== Supplied information ==
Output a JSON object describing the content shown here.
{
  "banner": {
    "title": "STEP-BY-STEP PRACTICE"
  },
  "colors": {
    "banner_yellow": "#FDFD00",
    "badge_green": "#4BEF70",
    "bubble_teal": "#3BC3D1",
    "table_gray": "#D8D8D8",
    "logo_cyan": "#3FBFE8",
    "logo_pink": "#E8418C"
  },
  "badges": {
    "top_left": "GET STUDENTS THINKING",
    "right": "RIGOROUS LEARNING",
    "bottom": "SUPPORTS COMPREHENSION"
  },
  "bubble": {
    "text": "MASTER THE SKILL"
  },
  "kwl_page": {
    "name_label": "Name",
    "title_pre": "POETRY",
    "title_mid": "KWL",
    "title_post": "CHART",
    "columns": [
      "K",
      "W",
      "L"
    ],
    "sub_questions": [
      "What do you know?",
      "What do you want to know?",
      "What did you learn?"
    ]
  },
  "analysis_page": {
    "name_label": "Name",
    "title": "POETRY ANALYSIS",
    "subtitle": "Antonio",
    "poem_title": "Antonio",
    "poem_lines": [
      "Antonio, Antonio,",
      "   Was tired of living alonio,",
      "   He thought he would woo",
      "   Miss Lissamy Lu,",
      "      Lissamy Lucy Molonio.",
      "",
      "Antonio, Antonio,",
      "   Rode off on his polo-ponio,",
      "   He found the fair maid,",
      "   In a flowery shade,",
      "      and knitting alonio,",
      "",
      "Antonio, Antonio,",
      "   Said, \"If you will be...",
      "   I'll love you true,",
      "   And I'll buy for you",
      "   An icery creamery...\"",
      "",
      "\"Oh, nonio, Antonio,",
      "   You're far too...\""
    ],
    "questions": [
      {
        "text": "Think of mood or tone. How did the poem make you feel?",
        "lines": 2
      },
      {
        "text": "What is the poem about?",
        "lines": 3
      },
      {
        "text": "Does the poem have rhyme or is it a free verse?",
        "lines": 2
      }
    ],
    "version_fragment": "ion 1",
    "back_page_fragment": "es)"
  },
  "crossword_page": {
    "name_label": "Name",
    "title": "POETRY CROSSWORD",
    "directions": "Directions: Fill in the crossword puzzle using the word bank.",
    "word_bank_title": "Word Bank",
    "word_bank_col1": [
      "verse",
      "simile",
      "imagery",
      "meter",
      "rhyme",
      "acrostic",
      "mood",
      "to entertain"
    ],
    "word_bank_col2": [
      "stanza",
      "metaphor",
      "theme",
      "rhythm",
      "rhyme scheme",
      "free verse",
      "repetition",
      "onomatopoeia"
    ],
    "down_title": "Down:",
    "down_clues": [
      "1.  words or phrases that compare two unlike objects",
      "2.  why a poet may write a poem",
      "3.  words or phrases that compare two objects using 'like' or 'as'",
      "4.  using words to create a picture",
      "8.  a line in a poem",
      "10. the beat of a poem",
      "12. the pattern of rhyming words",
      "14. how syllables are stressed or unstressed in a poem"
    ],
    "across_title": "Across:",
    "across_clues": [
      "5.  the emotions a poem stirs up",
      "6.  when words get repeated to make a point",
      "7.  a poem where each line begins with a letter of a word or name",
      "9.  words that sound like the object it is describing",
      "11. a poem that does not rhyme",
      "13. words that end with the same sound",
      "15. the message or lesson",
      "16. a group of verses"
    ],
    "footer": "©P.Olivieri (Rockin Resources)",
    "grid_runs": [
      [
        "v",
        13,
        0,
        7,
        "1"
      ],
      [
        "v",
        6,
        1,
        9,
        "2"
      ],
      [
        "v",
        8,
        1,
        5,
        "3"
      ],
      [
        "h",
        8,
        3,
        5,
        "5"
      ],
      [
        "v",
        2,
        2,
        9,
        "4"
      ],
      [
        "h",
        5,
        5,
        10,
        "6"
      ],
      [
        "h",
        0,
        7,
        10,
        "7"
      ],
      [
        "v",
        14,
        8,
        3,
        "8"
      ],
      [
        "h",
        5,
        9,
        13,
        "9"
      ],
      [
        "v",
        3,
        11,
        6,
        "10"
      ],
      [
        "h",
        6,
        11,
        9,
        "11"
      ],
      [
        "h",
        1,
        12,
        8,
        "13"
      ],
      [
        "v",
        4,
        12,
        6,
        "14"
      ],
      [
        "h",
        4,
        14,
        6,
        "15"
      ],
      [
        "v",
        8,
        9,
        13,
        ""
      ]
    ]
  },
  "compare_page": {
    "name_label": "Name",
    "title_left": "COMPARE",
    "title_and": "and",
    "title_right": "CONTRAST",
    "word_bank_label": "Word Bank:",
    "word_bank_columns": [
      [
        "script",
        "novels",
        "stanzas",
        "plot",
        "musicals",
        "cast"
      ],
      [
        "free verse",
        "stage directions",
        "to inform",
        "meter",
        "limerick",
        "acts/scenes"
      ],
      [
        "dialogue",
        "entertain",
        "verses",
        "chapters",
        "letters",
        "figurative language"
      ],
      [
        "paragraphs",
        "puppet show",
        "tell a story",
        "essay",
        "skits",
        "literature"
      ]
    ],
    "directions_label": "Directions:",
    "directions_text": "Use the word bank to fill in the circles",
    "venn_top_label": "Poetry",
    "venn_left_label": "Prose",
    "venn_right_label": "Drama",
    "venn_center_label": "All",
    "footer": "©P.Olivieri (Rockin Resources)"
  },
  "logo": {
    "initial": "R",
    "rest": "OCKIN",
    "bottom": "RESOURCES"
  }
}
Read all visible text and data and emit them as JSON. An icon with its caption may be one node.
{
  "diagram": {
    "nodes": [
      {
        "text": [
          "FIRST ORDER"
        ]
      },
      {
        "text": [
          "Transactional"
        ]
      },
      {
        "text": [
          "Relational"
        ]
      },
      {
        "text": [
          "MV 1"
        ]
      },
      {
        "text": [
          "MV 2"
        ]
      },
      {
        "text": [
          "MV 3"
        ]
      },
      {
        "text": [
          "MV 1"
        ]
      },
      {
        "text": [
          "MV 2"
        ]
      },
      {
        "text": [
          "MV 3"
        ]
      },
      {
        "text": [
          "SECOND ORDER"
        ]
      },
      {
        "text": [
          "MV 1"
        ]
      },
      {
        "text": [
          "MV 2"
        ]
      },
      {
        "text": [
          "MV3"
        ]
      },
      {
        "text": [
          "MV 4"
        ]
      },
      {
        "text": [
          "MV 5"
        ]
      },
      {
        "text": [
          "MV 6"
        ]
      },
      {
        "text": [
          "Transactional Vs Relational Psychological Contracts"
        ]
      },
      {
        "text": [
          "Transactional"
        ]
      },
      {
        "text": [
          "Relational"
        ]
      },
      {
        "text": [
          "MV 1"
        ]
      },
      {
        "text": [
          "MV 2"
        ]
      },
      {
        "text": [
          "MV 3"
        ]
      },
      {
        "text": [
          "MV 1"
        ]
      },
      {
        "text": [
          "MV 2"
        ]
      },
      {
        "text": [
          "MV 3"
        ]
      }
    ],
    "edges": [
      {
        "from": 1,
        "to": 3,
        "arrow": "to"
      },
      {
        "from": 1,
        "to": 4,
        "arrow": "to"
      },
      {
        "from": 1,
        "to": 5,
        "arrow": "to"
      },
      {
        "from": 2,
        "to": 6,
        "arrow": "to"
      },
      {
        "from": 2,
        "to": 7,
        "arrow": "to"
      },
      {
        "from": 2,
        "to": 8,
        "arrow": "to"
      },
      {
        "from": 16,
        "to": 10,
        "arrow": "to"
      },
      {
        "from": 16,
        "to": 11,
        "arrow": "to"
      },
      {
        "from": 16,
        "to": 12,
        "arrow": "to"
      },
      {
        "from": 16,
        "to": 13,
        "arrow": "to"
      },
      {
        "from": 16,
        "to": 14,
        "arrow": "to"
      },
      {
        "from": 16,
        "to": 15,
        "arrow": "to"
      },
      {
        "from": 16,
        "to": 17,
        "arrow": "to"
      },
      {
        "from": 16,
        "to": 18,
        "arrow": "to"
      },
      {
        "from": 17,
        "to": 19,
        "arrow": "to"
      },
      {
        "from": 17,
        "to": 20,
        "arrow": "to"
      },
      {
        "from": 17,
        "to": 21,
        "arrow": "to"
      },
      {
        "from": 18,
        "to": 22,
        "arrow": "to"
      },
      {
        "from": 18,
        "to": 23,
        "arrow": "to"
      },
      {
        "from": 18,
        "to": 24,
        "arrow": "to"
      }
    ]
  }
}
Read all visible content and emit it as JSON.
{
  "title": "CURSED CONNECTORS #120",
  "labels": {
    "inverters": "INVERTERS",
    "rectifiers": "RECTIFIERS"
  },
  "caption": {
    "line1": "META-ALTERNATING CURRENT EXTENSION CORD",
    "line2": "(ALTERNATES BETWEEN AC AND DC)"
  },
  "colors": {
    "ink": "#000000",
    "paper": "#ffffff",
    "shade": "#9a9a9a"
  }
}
===
▶ Aim: Pick out every line with the string "JSON" and copy it.

▶ Output of the exercise:
Output a JSON object describing the content shown here.
Read all visible text and data and emit them as JSON. An icon with its caption may be one node.
Read all visible content and emit it as JSON.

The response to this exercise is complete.